Supplied entries:
::::::

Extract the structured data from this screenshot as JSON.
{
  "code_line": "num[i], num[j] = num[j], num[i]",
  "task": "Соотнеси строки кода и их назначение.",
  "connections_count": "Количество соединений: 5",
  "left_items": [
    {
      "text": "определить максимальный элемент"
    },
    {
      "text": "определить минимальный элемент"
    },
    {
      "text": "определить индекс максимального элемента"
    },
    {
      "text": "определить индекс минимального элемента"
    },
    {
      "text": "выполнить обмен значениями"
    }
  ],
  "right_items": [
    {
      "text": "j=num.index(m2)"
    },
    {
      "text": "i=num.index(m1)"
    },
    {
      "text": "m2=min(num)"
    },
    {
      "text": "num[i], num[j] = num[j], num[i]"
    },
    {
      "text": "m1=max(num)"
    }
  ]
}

::::::

Problem requirements:
Each line of the material above needs to be quoted exactly, please.

Right answer:
Extract the structured data from this screenshot as JSON.
{
  "code_line": "num[i], num[j] = num[j], num[i]",
  "task": "Соотнеси строки кода и их назначение.",
  "connections_count": "Количество соединений: 5",
  "left_items": [
    {
      "text": "определить максимальный элемент"
    },
    {
      "text": "определить минимальный элемент"
    },
    {
      "text": "определить индекс максимального элемента"
    },
    {
      "text": "определить индекс минимального элемента"
    },
    {
      "text": "выполнить обмен значениями"
    }
  ],
  "right_items": [
    {
      "text": "j=num.index(m2)"
    },
    {
      "text": "i=num.index(m1)"
    },
    {
      "text": "m2=min(num)"
    },
    {
      "text": "num[i], num[j] = num[j], num[i]"
    },
    {
      "text": "m1=max(num)"
    }
  ]
}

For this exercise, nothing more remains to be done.